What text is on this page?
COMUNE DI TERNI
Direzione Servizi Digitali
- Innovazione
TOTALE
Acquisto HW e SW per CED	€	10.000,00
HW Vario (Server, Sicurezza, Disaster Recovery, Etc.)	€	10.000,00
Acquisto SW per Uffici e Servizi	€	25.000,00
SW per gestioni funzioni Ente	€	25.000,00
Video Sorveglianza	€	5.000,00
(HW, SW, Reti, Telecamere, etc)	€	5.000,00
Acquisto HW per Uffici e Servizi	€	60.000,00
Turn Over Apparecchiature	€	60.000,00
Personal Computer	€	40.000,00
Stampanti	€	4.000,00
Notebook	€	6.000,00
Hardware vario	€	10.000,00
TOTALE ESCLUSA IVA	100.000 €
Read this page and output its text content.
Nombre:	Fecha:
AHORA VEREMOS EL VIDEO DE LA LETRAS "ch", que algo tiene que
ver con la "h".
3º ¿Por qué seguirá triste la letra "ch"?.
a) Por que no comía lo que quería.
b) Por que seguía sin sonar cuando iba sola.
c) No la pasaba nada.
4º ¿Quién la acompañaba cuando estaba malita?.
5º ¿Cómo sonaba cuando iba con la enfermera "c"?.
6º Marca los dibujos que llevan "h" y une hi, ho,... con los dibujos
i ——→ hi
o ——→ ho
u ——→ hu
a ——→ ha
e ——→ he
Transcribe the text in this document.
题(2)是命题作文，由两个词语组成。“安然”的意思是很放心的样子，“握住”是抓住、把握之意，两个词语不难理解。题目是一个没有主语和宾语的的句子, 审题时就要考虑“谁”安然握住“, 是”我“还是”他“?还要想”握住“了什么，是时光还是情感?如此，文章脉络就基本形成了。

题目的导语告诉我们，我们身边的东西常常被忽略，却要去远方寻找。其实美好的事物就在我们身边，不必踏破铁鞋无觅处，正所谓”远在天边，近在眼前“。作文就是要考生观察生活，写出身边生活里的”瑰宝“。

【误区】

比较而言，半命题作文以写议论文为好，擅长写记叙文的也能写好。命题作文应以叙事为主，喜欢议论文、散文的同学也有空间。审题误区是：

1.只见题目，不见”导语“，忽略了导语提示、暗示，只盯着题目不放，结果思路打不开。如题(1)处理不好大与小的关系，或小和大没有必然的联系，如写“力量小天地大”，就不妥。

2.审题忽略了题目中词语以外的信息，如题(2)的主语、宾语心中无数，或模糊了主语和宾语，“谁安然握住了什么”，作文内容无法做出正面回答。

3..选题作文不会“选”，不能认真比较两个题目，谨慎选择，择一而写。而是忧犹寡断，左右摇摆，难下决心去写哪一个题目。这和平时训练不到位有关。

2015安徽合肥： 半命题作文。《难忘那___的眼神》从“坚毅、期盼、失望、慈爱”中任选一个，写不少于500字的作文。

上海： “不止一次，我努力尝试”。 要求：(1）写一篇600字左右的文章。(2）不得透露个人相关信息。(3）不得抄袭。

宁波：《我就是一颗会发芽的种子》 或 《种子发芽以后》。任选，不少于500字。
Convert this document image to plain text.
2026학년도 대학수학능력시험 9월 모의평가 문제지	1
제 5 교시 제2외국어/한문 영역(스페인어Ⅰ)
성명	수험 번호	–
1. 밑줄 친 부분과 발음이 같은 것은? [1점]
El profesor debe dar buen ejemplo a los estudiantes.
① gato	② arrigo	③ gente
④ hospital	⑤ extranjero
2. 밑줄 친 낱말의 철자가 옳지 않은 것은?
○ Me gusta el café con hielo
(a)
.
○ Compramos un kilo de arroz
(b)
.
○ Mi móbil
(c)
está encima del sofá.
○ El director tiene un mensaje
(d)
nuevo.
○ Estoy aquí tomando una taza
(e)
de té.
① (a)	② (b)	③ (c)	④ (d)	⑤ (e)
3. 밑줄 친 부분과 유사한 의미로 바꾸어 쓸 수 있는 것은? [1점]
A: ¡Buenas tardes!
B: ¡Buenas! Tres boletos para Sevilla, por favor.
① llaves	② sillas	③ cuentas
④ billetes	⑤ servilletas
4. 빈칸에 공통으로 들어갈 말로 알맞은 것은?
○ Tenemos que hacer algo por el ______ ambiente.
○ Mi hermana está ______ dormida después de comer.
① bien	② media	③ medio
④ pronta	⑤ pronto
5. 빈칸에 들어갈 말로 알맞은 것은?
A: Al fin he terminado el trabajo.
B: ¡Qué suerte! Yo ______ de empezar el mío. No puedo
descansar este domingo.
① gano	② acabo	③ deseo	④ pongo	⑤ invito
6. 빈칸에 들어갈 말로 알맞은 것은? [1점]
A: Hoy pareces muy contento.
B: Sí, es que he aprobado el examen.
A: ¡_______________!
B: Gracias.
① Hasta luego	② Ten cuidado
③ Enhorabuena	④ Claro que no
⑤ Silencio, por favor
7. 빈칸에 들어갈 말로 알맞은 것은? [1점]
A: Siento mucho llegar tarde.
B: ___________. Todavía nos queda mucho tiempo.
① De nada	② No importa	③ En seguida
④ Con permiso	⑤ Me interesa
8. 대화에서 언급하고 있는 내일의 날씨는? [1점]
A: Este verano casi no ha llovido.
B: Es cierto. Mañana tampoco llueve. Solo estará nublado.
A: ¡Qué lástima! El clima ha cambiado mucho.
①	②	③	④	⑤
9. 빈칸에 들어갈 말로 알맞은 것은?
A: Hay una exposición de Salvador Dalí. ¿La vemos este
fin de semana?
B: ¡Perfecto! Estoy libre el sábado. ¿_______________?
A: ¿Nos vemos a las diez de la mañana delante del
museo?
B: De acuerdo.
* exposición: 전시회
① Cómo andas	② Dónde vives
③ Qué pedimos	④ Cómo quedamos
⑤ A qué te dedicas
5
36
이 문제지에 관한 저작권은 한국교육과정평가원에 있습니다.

========================

* Problem details *
List every line above that contains the word "Uffici".

* Complete answer *
Acquisto SW per Uffici e Servizi	€	25.000,00
Acquisto HW per Uffici e Servizi	€	60.000,00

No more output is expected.